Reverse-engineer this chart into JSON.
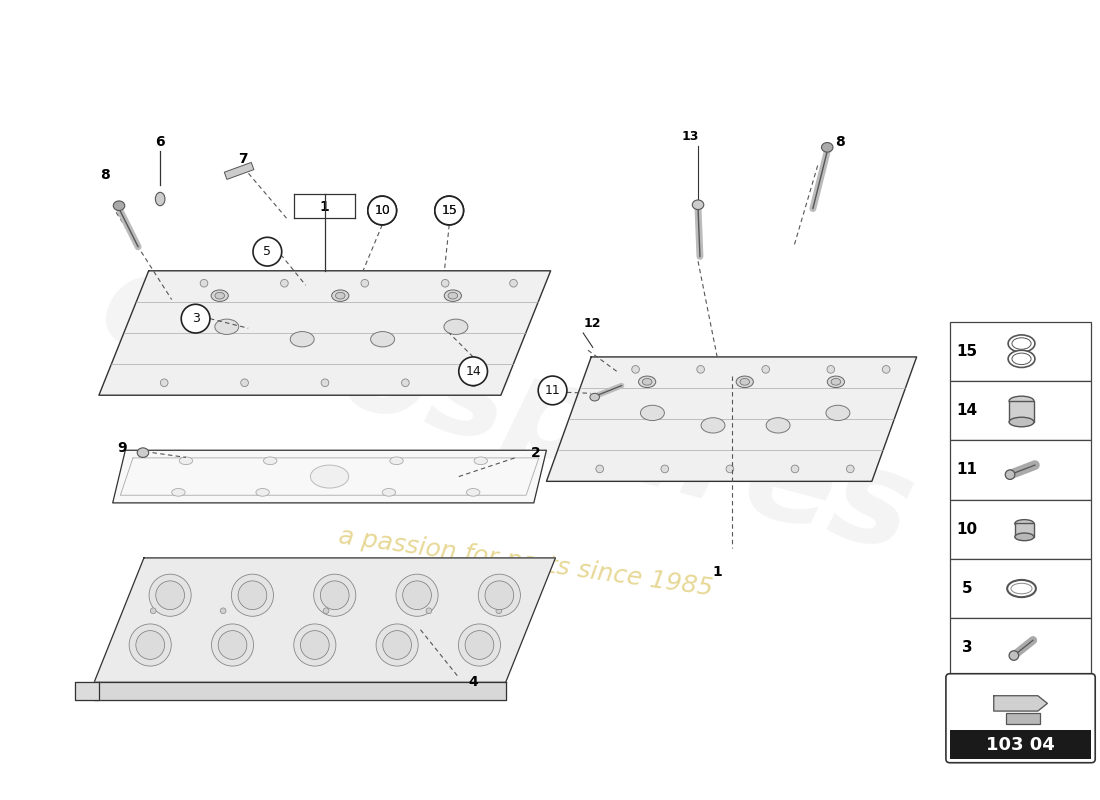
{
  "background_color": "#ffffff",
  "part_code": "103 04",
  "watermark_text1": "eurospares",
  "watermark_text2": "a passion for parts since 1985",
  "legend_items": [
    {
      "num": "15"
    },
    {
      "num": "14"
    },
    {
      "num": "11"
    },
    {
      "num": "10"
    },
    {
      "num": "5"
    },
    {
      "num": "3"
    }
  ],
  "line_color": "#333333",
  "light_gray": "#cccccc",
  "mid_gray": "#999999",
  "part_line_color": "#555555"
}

## Exercise objective
With the pictures omitted, reproduce the records in full and exactly.

## Task answer
Reverse-engineer this chart into JSON.
{
  "background_color": "#ffffff",
  "part_code": "103 04",
  "watermark_text1": "eurospares",
  "watermark_text2": "a passion for parts since 1985",
  "legend_items": [
    {
      "num": "15"
    },
    {
      "num": "14"
    },
    {
      "num": "11"
    },
    {
      "num": "10"
    },
    {
      "num": "5"
    },
    {
      "num": "3"
    }
  ],
  "line_color": "#333333",
  "light_gray": "#cccccc",
  "mid_gray": "#999999",
  "part_line_color": "#555555"
}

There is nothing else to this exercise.